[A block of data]
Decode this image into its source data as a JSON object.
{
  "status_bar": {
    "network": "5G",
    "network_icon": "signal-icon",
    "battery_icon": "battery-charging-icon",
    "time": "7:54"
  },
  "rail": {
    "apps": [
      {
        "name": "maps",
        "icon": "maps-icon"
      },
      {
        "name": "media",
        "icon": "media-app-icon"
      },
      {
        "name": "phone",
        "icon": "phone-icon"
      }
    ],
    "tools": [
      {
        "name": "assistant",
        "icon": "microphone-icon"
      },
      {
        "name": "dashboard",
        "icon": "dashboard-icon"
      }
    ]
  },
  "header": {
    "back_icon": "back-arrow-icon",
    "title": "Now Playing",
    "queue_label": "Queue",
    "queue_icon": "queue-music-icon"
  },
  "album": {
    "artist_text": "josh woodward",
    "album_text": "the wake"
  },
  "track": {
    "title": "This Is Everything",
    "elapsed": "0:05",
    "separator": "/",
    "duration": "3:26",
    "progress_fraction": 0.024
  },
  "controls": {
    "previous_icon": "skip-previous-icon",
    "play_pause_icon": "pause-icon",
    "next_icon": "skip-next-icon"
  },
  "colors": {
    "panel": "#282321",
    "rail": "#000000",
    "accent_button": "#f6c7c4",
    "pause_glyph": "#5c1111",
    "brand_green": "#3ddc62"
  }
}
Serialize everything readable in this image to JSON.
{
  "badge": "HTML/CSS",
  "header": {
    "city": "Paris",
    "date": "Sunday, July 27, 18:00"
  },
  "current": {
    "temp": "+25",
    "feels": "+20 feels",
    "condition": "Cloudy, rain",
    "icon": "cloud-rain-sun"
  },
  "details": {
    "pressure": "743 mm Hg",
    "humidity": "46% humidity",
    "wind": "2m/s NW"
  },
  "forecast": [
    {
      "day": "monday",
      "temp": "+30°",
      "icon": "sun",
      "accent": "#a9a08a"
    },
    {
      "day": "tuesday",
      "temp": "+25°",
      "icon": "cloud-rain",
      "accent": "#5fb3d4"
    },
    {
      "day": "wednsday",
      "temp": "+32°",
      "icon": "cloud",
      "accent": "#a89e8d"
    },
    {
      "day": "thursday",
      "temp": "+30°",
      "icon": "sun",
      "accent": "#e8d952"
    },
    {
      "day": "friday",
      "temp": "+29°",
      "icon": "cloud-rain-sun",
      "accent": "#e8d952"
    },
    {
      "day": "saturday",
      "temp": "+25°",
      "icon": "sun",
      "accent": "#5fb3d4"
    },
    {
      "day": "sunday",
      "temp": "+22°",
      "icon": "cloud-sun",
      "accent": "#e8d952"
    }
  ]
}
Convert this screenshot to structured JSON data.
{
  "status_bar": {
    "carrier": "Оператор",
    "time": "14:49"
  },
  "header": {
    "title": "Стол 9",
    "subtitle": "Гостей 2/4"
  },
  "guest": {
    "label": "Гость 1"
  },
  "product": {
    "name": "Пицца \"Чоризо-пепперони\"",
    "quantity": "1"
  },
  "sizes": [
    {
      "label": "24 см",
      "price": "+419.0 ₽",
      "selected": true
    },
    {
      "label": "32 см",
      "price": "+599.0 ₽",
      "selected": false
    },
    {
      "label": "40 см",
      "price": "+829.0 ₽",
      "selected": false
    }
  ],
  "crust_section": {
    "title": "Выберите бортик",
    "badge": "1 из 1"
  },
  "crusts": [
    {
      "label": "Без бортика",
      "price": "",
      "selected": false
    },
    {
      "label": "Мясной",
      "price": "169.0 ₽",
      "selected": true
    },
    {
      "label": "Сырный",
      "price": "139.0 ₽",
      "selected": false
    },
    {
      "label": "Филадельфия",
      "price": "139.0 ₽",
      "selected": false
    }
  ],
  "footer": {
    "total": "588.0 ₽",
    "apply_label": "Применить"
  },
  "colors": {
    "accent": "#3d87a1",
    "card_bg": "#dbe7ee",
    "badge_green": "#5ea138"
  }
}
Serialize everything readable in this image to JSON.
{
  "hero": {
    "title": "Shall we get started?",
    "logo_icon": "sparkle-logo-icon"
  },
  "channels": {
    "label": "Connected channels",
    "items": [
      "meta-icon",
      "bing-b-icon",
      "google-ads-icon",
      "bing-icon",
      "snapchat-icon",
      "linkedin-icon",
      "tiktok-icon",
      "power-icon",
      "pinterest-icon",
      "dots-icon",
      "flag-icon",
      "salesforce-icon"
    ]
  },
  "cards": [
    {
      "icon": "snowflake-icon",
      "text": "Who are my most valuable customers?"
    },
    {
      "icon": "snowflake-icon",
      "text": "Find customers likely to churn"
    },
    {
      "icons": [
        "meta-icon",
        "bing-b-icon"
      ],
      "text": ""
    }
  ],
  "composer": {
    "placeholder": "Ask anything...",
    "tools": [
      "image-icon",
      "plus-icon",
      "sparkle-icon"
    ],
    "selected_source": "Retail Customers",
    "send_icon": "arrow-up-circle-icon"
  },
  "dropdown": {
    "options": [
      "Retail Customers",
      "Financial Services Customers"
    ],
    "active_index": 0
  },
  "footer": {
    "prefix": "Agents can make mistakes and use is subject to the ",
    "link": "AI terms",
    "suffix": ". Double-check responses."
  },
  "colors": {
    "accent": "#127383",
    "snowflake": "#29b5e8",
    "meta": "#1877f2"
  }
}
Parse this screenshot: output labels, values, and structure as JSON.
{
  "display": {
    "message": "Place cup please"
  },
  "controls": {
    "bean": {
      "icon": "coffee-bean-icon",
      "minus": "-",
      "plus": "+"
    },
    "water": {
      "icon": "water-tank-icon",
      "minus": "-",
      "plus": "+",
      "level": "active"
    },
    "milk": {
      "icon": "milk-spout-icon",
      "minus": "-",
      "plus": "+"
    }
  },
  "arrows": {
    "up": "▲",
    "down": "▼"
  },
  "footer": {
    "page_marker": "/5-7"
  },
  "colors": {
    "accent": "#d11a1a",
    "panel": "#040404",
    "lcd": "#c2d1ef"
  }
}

The task:
All of the data needs to be reproduced exactly, with no line missing.

Exercise solution:
Decode this image into its source data as a JSON object.
{
  "status_bar": {
    "network": "5G",
    "network_icon": "signal-icon",
    "battery_icon": "battery-charging-icon",
    "time": "7:54"
  },
  "rail": {
    "apps": [
      {
        "name": "maps",
        "icon": "maps-icon"
      },
      {
        "name": "media",
        "icon": "media-app-icon"
      },
      {
        "name": "phone",
        "icon": "phone-icon"
      }
    ],
    "tools": [
      {
        "name": "assistant",
        "icon": "microphone-icon"
      },
      {
        "name": "dashboard",
        "icon": "dashboard-icon"
      }
    ]
  },
  "header": {
    "back_icon": "back-arrow-icon",
    "title": "Now Playing",
    "queue_label": "Queue",
    "queue_icon": "queue-music-icon"
  },
  "album": {
    "artist_text": "josh woodward",
    "album_text": "the wake"
  },
  "track": {
    "title": "This Is Everything",
    "elapsed": "0:05",
    "separator": "/",
    "duration": "3:26",
    "progress_fraction": 0.024
  },
  "controls": {
    "previous_icon": "skip-previous-icon",
    "play_pause_icon": "pause-icon",
    "next_icon": "skip-next-icon"
  },
  "colors": {
    "panel": "#282321",
    "rail": "#000000",
    "accent_button": "#f6c7c4",
    "pause_glyph": "#5c1111",
    "brand_green": "#3ddc62"
  }
}
Serialize everything readable in this image to JSON.
{
  "badge": "HTML/CSS",
  "header": {
    "city": "Paris",
    "date": "Sunday, July 27, 18:00"
  },
  "current": {
    "temp": "+25",
    "feels": "+20 feels",
    "condition": "Cloudy, rain",
    "icon": "cloud-rain-sun"
  },
  "details": {
    "pressure": "743 mm Hg",
    "humidity": "46% humidity",
    "wind": "2m/s NW"
  },
  "forecast": [
    {
      "day": "monday",
      "temp": "+30°",
      "icon": "sun",
      "accent": "#a9a08a"
    },
    {
      "day": "tuesday",
      "temp": "+25°",
      "icon": "cloud-rain",
      "accent": "#5fb3d4"
    },
    {
      "day": "wednsday",
      "temp": "+32°",
      "icon": "cloud",
      "accent": "#a89e8d"
    },
    {
      "day": "thursday",
      "temp": "+30°",
      "icon": "sun",
      "accent": "#e8d952"
    },
    {
      "day": "friday",
      "temp": "+29°",
      "icon": "cloud-rain-sun",
      "accent": "#e8d952"
    },
    {
      "day": "saturday",
      "temp": "+25°",
      "icon": "sun",
      "accent": "#5fb3d4"
    },
    {
      "day": "sunday",
      "temp": "+22°",
      "icon": "cloud-sun",
      "accent": "#e8d952"
    }
  ]
}
Convert this screenshot to structured JSON data.
{
  "status_bar": {
    "carrier": "Оператор",
    "time": "14:49"
  },
  "header": {
    "title": "Стол 9",
    "subtitle": "Гостей 2/4"
  },
  "guest": {
    "label": "Гость 1"
  },
  "product": {
    "name": "Пицца \"Чоризо-пепперони\"",
    "quantity": "1"
  },
  "sizes": [
    {
      "label": "24 см",
      "price": "+419.0 ₽",
      "selected": true
    },
    {
      "label": "32 см",
      "price": "+599.0 ₽",
      "selected": false
    },
    {
      "label": "40 см",
      "price": "+829.0 ₽",
      "selected": false
    }
  ],
  "crust_section": {
    "title": "Выберите бортик",
    "badge": "1 из 1"
  },
  "crusts": [
    {
      "label": "Без бортика",
      "price": "",
      "selected": false
    },
    {
      "label": "Мясной",
      "price": "169.0 ₽",
      "selected": true
    },
    {
      "label": "Сырный",
      "price": "139.0 ₽",
      "selected": false
    },
    {
      "label": "Филадельфия",
      "price": "139.0 ₽",
      "selected": false
    }
  ],
  "footer": {
    "total": "588.0 ₽",
    "apply_label": "Применить"
  },
  "colors": {
    "accent": "#3d87a1",
    "card_bg": "#dbe7ee",
    "badge_green": "#5ea138"
  }
}
Serialize everything readable in this image to JSON.
{
  "hero": {
    "title": "Shall we get started?",
    "logo_icon": "sparkle-logo-icon"
  },
  "channels": {
    "label": "Connected channels",
    "items": [
      "meta-icon",
      "bing-b-icon",
      "google-ads-icon",
      "bing-icon",
      "snapchat-icon",
      "linkedin-icon",
      "tiktok-icon",
      "power-icon",
      "pinterest-icon",
      "dots-icon",
      "flag-icon",
      "salesforce-icon"
    ]
  },
  "cards": [
    {
      "icon": "snowflake-icon",
      "text": "Who are my most valuable customers?"
    },
    {
      "icon": "snowflake-icon",
      "text": "Find customers likely to churn"
    },
    {
      "icons": [
        "meta-icon",
        "bing-b-icon"
      ],
      "text": ""
    }
  ],
  "composer": {
    "placeholder": "Ask anything...",
    "tools": [
      "image-icon",
      "plus-icon",
      "sparkle-icon"
    ],
    "selected_source": "Retail Customers",
    "send_icon": "arrow-up-circle-icon"
  },
  "dropdown": {
    "options": [
      "Retail Customers",
      "Financial Services Customers"
    ],
    "active_index": 0
  },
  "footer": {
    "prefix": "Agents can make mistakes and use is subject to the ",
    "link": "AI terms",
    "suffix": ". Double-check responses."
  },
  "colors": {
    "accent": "#127383",
    "snowflake": "#29b5e8",
    "meta": "#1877f2"
  }
}
Parse this screenshot: output labels, values, and structure as JSON.
{
  "display": {
    "message": "Place cup please"
  },
  "controls": {
    "bean": {
      "icon": "coffee-bean-icon",
      "minus": "-",
      "plus": "+"
    },
    "water": {
      "icon": "water-tank-icon",
      "minus": "-",
      "plus": "+",
      "level": "active"
    },
    "milk": {
      "icon": "milk-spout-icon",
      "minus": "-",
      "plus": "+"
    }
  },
  "arrows": {
    "up": "▲",
    "down": "▼"
  },
  "footer": {
    "page_marker": "/5-7"
  },
  "colors": {
    "accent": "#d11a1a",
    "panel": "#040404",
    "lcd": "#c2d1ef"
  }
}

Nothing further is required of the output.